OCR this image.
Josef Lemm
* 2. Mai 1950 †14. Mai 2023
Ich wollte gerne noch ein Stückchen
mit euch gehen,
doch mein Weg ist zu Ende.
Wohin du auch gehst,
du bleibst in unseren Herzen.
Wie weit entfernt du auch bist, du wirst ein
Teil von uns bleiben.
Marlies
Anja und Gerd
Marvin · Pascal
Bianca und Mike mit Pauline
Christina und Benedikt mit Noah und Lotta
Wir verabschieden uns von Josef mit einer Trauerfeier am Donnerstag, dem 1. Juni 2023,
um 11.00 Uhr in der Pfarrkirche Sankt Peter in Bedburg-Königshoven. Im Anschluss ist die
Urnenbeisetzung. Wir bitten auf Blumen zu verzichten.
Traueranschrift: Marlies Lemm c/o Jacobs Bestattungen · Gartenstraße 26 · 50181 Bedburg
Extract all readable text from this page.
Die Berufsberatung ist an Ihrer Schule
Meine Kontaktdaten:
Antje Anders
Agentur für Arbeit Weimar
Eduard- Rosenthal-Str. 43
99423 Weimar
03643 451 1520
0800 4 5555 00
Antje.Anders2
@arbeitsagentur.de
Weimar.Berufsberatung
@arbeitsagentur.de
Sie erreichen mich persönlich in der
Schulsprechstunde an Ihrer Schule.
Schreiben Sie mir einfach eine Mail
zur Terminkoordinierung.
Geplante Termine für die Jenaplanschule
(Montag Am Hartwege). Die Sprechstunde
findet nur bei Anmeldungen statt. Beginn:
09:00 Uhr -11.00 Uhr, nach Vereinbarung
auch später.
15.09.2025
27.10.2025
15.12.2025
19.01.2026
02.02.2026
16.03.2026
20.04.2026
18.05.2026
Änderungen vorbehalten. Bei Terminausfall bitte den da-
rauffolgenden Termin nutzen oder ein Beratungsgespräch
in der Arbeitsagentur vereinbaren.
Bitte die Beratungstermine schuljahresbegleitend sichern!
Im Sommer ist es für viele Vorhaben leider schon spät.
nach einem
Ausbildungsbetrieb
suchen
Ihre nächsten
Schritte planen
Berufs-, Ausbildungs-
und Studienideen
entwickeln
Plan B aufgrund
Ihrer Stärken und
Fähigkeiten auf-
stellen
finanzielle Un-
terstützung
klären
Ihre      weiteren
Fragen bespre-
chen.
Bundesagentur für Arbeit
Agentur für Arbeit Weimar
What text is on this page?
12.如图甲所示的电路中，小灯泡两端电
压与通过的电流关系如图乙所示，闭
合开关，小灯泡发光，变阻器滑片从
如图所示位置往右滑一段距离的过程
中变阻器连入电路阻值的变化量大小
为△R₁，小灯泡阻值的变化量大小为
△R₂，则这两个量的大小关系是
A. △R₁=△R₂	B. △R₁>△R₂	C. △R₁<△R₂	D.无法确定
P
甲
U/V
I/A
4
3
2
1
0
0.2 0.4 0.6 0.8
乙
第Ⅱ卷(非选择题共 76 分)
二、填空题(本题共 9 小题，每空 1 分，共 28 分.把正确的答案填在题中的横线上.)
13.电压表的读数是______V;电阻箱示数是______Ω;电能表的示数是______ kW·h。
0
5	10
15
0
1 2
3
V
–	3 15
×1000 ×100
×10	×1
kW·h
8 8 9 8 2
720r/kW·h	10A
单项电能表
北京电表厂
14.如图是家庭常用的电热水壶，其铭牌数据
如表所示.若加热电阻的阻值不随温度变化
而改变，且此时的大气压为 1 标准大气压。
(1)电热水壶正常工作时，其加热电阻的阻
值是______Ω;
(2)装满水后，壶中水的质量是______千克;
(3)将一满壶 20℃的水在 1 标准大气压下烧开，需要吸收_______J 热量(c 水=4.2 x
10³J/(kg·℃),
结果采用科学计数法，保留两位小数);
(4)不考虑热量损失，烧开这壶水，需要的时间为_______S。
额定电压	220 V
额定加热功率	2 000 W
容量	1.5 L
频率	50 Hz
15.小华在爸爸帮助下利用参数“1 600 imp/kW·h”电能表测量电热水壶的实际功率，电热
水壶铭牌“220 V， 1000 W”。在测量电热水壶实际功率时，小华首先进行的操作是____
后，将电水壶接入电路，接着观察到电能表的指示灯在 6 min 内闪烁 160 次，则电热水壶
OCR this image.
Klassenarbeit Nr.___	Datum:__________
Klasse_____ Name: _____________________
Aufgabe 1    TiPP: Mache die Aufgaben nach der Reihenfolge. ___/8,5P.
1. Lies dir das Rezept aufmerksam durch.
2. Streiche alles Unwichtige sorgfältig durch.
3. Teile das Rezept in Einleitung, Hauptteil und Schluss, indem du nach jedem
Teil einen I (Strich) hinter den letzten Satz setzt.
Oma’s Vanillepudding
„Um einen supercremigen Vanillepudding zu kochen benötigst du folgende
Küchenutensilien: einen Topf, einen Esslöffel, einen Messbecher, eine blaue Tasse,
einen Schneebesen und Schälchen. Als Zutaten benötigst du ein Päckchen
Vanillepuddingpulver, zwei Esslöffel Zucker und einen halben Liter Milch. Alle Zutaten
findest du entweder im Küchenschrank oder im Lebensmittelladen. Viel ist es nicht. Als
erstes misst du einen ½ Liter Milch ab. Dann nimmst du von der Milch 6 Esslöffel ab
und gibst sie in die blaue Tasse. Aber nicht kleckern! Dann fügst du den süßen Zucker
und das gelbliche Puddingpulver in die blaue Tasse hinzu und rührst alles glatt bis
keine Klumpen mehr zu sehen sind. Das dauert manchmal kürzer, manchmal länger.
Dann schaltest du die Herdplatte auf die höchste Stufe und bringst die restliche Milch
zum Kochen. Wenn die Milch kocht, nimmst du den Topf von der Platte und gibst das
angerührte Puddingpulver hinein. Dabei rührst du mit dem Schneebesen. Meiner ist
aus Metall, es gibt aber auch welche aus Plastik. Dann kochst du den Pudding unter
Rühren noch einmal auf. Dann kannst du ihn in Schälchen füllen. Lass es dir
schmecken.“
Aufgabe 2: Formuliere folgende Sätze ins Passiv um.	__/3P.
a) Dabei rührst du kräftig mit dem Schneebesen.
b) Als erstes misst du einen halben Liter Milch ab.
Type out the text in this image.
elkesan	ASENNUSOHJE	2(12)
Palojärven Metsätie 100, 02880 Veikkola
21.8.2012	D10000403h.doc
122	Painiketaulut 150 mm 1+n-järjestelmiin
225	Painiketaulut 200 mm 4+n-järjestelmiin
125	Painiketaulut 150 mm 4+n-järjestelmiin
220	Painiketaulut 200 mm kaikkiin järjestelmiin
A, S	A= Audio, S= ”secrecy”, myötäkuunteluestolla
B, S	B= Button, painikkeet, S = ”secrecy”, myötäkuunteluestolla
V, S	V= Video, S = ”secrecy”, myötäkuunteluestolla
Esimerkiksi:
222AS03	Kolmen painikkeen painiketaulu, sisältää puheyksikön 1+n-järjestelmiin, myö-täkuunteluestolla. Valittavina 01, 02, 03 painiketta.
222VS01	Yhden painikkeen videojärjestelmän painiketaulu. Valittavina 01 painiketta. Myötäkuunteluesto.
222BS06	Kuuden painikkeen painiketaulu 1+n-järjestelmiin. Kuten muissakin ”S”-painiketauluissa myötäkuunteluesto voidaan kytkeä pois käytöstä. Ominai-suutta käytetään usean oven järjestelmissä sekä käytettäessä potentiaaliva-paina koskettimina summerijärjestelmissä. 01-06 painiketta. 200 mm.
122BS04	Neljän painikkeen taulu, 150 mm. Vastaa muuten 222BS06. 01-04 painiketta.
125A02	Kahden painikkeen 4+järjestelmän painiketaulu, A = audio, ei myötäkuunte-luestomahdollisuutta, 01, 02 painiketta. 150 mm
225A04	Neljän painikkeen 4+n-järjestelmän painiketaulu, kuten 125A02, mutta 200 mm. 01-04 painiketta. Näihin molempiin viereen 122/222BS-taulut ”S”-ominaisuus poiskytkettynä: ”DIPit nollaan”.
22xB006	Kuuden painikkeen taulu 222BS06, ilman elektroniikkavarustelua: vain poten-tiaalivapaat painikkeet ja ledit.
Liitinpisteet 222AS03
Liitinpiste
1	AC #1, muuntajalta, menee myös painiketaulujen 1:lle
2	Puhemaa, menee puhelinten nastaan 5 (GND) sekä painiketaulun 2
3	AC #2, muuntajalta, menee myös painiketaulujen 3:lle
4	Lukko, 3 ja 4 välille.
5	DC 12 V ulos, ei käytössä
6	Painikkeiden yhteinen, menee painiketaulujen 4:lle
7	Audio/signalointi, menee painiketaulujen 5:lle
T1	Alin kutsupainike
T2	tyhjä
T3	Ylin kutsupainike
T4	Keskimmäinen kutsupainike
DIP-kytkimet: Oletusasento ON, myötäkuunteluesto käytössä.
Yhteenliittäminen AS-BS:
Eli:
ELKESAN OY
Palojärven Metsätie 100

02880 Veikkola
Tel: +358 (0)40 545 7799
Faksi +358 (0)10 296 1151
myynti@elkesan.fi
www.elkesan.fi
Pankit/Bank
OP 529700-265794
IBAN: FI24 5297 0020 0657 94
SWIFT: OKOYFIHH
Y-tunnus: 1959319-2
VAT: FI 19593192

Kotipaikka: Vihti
□ □ □
= What is expected =
Locate the word "painiketaulujen" in the entries, and copy every line where it is found.

= Answer =
1	AC #1, muuntajalta, menee myös painiketaulujen 1:lle
3	AC #2, muuntajalta, menee myös painiketaulujen 3:lle
6	Painikkeiden yhteinen, menee painiketaulujen 4:lle
7	Audio/signalointi, menee painiketaulujen 5:lle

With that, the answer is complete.